▸ **Directions for this task**
Identify the lines that include the word "MainConfigOfAOP", then copy all of them.
☆ ☆ ☆ ☆
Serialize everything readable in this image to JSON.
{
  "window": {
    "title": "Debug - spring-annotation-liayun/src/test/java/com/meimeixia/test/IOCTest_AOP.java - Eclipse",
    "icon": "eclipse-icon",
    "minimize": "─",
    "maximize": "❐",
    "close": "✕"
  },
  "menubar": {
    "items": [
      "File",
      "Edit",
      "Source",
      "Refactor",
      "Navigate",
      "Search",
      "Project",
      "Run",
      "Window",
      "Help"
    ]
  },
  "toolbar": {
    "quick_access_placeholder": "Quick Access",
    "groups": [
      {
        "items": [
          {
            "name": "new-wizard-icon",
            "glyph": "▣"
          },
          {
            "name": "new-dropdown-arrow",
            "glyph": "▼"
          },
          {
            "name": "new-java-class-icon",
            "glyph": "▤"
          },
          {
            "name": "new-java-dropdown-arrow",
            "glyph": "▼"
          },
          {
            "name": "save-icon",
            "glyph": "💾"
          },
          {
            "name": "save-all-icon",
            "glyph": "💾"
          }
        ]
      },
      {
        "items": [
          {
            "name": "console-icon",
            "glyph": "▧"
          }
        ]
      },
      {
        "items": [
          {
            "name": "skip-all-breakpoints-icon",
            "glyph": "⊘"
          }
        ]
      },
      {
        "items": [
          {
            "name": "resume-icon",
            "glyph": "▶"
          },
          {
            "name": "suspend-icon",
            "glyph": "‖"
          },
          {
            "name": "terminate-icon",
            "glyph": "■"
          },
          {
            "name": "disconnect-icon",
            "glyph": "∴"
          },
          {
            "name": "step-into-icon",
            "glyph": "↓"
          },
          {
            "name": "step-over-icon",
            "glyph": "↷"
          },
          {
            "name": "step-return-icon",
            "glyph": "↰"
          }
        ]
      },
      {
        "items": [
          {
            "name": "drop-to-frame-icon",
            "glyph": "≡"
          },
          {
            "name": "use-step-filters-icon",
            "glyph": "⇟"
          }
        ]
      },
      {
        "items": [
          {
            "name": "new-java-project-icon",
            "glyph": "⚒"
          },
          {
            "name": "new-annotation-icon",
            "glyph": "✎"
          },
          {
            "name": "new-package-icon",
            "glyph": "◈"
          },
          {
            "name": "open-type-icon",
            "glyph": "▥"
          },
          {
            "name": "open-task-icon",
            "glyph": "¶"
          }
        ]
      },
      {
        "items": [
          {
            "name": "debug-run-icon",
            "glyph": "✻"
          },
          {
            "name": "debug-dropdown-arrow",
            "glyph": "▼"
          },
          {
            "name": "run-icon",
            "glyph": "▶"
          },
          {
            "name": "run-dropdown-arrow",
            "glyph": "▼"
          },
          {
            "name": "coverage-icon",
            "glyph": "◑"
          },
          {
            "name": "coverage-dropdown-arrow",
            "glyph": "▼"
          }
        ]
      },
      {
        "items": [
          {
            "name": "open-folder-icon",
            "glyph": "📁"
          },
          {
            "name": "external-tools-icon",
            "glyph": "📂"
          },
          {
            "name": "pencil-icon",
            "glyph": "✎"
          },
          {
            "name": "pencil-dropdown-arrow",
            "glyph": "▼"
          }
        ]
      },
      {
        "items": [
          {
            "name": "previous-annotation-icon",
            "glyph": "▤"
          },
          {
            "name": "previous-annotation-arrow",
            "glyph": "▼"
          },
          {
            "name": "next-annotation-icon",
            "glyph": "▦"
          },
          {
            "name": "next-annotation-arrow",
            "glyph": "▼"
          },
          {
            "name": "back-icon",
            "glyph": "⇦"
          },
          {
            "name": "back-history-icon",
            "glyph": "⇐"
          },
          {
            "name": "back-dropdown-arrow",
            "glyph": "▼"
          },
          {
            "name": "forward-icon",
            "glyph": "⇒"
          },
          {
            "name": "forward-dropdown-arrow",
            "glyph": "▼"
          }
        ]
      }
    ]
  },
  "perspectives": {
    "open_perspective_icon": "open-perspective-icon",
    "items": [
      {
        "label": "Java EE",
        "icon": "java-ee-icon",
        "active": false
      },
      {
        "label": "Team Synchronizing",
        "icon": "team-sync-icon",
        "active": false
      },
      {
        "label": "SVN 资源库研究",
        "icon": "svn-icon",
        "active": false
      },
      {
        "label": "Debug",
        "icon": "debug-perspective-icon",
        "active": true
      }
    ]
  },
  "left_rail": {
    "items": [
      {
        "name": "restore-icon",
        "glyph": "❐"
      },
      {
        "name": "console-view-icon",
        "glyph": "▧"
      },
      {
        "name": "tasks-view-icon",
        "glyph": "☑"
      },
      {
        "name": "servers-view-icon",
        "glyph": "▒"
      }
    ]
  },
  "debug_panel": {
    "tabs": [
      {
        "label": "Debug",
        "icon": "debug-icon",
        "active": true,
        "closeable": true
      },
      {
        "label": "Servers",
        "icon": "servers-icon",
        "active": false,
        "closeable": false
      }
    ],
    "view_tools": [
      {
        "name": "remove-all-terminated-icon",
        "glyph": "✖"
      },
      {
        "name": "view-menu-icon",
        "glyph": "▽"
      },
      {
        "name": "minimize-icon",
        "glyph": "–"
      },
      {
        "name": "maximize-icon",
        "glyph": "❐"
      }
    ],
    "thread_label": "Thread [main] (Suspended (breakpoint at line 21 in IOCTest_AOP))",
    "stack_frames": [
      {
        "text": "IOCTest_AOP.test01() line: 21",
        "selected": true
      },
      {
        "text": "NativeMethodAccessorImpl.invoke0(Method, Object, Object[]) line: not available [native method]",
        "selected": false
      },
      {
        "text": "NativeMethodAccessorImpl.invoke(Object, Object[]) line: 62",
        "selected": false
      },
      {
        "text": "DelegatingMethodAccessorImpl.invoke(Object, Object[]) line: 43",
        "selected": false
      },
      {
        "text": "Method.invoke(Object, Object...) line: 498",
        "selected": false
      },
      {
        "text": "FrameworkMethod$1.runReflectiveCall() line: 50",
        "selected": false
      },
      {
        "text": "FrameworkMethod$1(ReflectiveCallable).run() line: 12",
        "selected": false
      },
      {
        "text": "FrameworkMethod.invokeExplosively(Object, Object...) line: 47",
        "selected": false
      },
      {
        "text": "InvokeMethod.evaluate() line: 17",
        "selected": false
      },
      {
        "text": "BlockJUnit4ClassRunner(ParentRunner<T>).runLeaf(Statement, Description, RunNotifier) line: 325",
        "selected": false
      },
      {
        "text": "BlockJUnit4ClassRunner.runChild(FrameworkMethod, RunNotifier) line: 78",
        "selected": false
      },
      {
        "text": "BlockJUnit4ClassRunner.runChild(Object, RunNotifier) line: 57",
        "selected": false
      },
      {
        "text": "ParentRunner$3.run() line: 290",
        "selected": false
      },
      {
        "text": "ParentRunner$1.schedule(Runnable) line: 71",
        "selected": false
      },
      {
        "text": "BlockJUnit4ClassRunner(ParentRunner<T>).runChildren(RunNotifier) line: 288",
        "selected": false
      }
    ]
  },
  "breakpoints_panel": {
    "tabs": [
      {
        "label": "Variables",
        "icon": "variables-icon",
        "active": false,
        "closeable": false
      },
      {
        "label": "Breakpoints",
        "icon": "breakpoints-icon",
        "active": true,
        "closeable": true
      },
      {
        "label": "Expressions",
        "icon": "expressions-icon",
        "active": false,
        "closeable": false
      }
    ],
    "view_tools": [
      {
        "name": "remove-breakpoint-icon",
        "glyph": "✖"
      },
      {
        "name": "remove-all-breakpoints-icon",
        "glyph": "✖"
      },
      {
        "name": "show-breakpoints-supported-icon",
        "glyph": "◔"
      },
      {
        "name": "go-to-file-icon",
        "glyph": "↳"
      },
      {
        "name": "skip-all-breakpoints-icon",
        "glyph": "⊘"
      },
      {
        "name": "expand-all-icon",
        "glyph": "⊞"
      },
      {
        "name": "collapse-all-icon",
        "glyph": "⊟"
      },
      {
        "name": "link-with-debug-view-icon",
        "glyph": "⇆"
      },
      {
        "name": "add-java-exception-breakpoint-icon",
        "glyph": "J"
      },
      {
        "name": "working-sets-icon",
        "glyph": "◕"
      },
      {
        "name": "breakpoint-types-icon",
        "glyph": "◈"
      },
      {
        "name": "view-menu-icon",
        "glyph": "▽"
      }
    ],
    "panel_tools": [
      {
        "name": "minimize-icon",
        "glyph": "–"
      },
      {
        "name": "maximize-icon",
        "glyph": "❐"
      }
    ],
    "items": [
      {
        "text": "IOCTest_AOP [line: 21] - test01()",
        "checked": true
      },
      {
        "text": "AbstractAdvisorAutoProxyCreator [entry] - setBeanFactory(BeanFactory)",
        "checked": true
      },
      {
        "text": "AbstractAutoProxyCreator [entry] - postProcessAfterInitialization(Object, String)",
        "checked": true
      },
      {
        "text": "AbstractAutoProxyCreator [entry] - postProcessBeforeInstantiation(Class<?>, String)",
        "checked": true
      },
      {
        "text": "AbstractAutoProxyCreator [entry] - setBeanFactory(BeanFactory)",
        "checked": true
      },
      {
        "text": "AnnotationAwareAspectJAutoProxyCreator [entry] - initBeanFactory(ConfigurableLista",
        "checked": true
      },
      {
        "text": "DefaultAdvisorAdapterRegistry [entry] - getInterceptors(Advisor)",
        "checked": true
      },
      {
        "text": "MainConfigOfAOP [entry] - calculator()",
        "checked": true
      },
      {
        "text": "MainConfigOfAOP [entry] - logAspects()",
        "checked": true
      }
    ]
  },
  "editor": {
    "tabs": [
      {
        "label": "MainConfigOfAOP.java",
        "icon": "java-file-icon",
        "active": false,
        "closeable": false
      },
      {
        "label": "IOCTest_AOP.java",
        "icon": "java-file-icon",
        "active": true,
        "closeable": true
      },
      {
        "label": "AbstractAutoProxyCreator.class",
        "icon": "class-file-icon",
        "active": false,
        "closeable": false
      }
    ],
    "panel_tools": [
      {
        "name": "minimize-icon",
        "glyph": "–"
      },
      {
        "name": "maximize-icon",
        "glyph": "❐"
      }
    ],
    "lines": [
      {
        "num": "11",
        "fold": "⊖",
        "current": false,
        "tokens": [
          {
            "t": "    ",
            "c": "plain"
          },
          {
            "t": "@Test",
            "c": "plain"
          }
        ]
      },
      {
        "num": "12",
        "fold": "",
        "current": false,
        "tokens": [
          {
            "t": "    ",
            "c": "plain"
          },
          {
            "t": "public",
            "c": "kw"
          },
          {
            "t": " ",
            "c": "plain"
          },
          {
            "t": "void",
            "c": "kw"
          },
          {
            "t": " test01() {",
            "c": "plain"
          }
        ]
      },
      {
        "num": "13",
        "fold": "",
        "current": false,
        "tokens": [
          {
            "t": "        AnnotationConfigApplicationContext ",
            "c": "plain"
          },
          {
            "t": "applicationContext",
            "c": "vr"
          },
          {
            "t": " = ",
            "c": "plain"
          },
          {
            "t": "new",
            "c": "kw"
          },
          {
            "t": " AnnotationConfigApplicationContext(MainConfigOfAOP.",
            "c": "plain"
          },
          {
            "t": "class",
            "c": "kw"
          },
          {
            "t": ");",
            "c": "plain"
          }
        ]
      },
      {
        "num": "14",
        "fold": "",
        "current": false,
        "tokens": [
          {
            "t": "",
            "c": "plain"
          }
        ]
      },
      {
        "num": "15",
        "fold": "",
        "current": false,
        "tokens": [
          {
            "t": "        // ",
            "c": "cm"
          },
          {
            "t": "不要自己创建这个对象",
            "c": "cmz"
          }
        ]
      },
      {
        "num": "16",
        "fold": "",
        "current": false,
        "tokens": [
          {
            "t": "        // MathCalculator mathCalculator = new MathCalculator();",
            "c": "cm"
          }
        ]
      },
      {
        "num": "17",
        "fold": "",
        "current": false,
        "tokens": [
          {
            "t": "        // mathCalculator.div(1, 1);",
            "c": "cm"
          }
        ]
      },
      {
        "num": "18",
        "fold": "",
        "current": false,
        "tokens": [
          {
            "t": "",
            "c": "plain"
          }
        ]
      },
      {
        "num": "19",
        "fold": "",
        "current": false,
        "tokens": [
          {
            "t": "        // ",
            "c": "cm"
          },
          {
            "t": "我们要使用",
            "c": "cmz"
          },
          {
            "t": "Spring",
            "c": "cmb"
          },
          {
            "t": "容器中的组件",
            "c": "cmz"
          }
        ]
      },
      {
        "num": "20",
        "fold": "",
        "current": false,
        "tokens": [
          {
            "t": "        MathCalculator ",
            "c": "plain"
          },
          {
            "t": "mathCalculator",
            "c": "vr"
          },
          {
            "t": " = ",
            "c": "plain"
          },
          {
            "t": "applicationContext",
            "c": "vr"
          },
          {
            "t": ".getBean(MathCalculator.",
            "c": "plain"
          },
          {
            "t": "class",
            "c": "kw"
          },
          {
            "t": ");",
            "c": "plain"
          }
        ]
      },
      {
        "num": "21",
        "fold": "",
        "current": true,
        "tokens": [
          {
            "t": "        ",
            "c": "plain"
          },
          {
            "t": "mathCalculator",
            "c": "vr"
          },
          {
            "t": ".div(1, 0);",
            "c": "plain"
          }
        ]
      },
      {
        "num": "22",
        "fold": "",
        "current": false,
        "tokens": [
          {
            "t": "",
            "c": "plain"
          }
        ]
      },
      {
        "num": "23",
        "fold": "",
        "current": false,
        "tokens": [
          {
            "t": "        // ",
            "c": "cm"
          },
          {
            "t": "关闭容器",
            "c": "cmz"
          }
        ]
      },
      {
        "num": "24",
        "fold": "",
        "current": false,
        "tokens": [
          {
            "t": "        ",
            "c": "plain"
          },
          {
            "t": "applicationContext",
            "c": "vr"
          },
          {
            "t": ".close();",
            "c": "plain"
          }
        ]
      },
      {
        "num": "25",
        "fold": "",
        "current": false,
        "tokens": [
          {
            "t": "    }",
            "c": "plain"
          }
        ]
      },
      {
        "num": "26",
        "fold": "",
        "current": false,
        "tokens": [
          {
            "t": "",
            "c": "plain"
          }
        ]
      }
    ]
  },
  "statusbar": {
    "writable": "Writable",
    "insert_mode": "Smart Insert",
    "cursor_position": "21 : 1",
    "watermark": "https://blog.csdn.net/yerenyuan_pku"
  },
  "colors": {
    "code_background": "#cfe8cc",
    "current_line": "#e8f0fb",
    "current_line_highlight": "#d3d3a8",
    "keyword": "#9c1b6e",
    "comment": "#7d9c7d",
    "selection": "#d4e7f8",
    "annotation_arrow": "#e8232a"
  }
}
☆ ☆ ☆ ☆
▸ **Written answer**
        "text": "MainConfigOfAOP [entry] - calculator()",
        "text": "MainConfigOfAOP [entry] - logAspects()",
        "label": "MainConfigOfAOP.java",
            "t": " AnnotationConfigApplicationContext(MainConfigOfAOP.",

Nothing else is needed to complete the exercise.